*** Extracted text

W3C home > Mailing lists > Public > whatwg@whatwg.org > December 2011

[whatwg] Default encoding to UTF-8?

From: Sergiusz Wolicki <sergiusz@wolicki.com>
Date: Thu, 1 Dec 2011 18:48:16 +0100
Message-ID: <CAALsyKr+GM5Kw1m=RaUG0Ene9M6VAfgDCeo-3-y51+tPc-iG_g@mail.gmail.com>
I have read section 4.2.5.5 of the WHATWG HTML spec and I think it is
sufficient.  It requires that any non-US-ASCII document has an explicit
character encoding declaration. It also recommends UTF-8 for all new
documents and for authoring tools' default encoding.  Therefore, any
document conforming to HTML5 should not pose any problem in this area.

The default encoding issue is therefore for old stuff.  But I have seen a
lot of pages, in browsers and in mail, that were tagged with one encoding
and encoded in another.  Hence, documents without a charset declaration are
only one of the reasons of garbage we see. Therefore, I see no point in
trying to fix anything in browsers by changing the ancient defaults
(risking compatibility issues). Energy should go into filing bugs against
misbehaving authoring tools and into adding proper recommendations and
education in HTML guidelines and tutorials.


Thanks,
Sergiusz


On Thu, Dec 1, 2011 at 7:00 AM, L. David Baron <dbaron at dbaron.org> wrote:

> On Thursday 2011-12-01 14:37 +0900, Mark Callow wrote:
> > On 01/12/2011 11:29, L. David Baron wrote:
> > > The default varies by localization (and within that potentially by
> > > platform), and unfortunately that variation does matter.
> > In my experience this is what causes most of the breakage. It leads
> > people to create pages that do not specify the charset encoding. The
> > page works fine in the creator's locale but shows mojibake (garbage
> > characters) for anyone in a different locale.

******
*** Input records

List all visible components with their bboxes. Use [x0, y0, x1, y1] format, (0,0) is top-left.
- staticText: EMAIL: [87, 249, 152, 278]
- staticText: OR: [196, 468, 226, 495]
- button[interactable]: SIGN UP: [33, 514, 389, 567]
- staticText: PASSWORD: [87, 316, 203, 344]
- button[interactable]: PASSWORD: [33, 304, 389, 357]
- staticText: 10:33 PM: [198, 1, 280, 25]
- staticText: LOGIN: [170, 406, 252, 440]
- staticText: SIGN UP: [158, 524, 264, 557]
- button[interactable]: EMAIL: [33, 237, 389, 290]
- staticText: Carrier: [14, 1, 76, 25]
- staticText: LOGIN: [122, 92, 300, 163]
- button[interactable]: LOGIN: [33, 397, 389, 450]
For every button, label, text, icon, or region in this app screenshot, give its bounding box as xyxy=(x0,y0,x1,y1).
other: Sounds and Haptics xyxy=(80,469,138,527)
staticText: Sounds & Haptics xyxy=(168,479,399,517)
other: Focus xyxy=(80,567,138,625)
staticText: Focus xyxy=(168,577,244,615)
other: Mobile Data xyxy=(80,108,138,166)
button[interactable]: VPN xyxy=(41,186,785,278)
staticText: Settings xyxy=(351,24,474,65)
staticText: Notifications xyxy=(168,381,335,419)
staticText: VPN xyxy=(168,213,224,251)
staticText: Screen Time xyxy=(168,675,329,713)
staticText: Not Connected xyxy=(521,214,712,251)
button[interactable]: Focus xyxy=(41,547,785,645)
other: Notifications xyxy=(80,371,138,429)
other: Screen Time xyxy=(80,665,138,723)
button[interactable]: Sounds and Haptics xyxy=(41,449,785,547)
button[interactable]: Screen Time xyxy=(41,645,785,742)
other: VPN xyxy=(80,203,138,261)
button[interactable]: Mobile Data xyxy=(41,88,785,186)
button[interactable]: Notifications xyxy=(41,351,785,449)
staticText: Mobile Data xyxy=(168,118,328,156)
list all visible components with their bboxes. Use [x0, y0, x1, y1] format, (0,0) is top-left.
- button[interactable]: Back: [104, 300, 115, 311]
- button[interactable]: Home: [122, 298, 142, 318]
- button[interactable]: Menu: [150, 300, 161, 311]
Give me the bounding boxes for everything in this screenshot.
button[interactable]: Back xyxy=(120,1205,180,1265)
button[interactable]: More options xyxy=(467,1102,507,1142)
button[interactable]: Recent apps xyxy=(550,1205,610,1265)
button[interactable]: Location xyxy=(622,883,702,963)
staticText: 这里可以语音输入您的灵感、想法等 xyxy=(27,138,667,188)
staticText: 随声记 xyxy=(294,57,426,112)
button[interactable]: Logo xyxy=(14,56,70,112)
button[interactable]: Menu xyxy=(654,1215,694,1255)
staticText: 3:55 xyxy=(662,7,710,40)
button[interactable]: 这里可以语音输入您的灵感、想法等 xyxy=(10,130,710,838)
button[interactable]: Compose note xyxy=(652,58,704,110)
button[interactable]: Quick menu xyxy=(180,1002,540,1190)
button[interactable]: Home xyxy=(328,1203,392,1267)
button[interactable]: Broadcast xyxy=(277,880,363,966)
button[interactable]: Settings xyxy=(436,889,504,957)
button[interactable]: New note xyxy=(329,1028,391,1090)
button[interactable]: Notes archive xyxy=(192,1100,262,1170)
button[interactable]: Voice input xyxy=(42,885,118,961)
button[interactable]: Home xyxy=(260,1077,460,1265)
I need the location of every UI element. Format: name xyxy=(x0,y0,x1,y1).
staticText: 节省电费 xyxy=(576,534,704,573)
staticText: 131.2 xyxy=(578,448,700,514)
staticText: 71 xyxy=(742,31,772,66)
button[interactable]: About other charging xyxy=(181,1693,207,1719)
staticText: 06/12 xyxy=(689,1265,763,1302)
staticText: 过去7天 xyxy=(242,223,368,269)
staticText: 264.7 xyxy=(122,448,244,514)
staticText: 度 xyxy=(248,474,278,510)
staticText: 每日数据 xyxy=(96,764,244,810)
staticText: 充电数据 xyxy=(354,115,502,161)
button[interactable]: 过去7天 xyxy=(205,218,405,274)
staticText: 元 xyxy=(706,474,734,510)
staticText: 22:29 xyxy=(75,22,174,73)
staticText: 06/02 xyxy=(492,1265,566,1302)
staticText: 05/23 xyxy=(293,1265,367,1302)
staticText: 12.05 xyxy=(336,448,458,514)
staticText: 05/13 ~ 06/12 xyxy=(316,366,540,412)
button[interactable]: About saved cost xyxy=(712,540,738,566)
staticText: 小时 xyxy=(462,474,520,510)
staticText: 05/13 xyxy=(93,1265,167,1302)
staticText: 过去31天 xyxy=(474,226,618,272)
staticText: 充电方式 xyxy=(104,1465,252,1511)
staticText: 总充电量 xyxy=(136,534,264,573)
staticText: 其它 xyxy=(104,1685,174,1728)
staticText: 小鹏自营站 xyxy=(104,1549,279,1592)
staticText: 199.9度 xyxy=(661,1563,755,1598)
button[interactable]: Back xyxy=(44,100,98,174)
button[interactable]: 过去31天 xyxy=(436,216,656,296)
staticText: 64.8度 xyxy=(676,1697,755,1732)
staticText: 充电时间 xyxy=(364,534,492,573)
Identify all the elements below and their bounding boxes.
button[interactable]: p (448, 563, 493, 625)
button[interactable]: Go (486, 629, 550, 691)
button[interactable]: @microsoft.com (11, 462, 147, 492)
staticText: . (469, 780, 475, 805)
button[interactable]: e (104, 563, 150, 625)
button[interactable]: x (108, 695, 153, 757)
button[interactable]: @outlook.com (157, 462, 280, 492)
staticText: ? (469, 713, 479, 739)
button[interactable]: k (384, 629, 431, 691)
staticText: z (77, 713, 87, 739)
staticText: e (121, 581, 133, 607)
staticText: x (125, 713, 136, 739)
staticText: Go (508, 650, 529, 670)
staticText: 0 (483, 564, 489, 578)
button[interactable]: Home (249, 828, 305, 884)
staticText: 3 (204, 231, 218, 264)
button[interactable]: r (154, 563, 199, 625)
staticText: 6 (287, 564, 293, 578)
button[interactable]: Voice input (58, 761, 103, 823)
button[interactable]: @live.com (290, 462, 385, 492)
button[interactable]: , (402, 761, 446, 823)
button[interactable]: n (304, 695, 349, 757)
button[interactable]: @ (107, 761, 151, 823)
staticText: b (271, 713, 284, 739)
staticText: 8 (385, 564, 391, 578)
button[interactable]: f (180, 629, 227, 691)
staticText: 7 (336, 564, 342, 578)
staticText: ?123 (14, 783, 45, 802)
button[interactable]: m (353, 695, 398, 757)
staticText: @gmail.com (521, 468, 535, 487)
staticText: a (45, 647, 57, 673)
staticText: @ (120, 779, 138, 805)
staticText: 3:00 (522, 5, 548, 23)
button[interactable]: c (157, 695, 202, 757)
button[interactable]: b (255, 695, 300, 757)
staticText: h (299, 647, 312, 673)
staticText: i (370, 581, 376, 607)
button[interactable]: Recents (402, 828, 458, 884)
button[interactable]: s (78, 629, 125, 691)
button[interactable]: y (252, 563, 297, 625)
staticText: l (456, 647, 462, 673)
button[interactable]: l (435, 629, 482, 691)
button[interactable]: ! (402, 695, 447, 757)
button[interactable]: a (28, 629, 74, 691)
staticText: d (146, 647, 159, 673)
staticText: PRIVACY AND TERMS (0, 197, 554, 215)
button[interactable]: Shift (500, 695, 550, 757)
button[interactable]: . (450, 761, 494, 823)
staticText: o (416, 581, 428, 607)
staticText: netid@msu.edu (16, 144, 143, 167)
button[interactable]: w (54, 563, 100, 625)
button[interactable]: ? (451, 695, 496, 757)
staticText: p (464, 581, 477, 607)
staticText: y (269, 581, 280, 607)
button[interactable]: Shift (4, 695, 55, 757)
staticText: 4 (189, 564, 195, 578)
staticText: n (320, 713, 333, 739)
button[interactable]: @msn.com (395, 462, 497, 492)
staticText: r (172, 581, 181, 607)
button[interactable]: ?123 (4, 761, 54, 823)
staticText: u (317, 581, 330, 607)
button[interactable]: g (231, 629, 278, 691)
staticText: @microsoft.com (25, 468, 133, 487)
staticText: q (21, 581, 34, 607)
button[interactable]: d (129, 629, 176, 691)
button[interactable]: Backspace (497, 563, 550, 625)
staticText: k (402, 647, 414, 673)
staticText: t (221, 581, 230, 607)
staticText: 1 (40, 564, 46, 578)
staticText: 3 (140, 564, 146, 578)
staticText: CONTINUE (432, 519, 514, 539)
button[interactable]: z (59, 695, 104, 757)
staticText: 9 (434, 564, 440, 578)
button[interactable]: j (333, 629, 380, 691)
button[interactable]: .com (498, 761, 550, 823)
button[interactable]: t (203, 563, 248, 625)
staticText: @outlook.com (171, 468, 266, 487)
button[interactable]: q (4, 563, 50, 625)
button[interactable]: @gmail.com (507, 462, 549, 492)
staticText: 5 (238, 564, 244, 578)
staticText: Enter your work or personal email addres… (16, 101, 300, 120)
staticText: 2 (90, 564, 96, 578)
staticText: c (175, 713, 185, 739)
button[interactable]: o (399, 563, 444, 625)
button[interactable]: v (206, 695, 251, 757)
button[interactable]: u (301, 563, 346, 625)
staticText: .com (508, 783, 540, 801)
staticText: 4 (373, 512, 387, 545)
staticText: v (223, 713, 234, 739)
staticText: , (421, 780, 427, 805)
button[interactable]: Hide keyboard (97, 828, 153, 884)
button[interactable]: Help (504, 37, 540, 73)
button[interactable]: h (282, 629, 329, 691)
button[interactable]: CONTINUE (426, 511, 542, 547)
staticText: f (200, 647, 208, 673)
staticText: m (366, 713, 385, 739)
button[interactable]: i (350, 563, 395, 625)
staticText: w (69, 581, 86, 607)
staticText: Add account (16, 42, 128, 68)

******

- **Goals**:
• A. Please output the stretch of the mailing list message on default encoding from "W3C home > Mailing" through "in this area.".
• B. Return the lines of the listing verbatim, covering the stretch from its first line through the line containing "- button[interactable]: Menu: [150, 300, 161, 311]".

- **Responses for each task**:
• A.
W3C home > Mailing lists > Public > whatwg@whatwg.org > December 2011

[whatwg] Default encoding to UTF-8?

From: Sergiusz Wolicki <sergiusz@wolicki.com>
Date: Thu, 1 Dec 2011 18:48:16 +0100
Message-ID: <CAALsyKr+GM5Kw1m=RaUG0Ene9M6VAfgDCeo-3-y51+tPc-iG_g@mail.gmail.com>
I have read section 4.2.5.5 of the WHATWG HTML spec and I think it is
sufficient.  It requires that any non-US-ASCII document has an explicit
character encoding declaration. It also recommends UTF-8 for all new
documents and for authoring tools' default encoding.  Therefore, any
document conforming to HTML5 should not pose any problem in this area.

• B.
List all visible components with their bboxes. Use [x0, y0, x1, y1] format, (0,0) is top-left.
- staticText: EMAIL: [87, 249, 152, 278]
- staticText: OR: [196, 468, 226, 495]
- button[interactable]: SIGN UP: [33, 514, 389, 567]
- staticText: PASSWORD: [87, 316, 203, 344]
- button[interactable]: PASSWORD: [33, 304, 389, 357]
- staticText: 10:33 PM: [198, 1, 280, 25]
- staticText: LOGIN: [170, 406, 252, 440]
- staticText: SIGN UP: [158, 524, 264, 557]
- button[interactable]: EMAIL: [33, 237, 389, 290]
- staticText: Carrier: [14, 1, 76, 25]
- staticText: LOGIN: [122, 92, 300, 163]
- button[interactable]: LOGIN: [33, 397, 389, 450]
For every button, label, text, icon, or region in this app screenshot, give its bounding box as xyxy=(x0,y0,x1,y1).
other: Sounds and Haptics xyxy=(80,469,138,527)
staticText: Sounds & Haptics xyxy=(168,479,399,517)
other: Focus xyxy=(80,567,138,625)
staticText: Focus xyxy=(168,577,244,615)
other: Mobile Data xyxy=(80,108,138,166)
button[interactable]: VPN xyxy=(41,186,785,278)
staticText: Settings xyxy=(351,24,474,65)
staticText: Notifications xyxy=(168,381,335,419)
staticText: VPN xyxy=(168,213,224,251)
staticText: Screen Time xyxy=(168,675,329,713)
staticText: Not Connected xyxy=(521,214,712,251)
button[interactable]: Focus xyxy=(41,547,785,645)
other: Notifications xyxy=(80,371,138,429)
other: Screen Time xyxy=(80,665,138,723)
button[interactable]: Sounds and Haptics xyxy=(41,449,785,547)
button[interactable]: Screen Time xyxy=(41,645,785,742)
other: VPN xyxy=(80,203,138,261)
button[interactable]: Mobile Data xyxy=(41,88,785,186)
button[interactable]: Notifications xyxy=(41,351,785,449)
staticText: Mobile Data xyxy=(168,118,328,156)
list all visible components with their bboxes. Use [x0, y0, x1, y1] format, (0,0) is top-left.
- button[interactable]: Back: [104, 300, 115, 311]
- button[interactable]: Home: [122, 298, 142, 318]
- button[interactable]: Menu: [150, 300, 161, 311]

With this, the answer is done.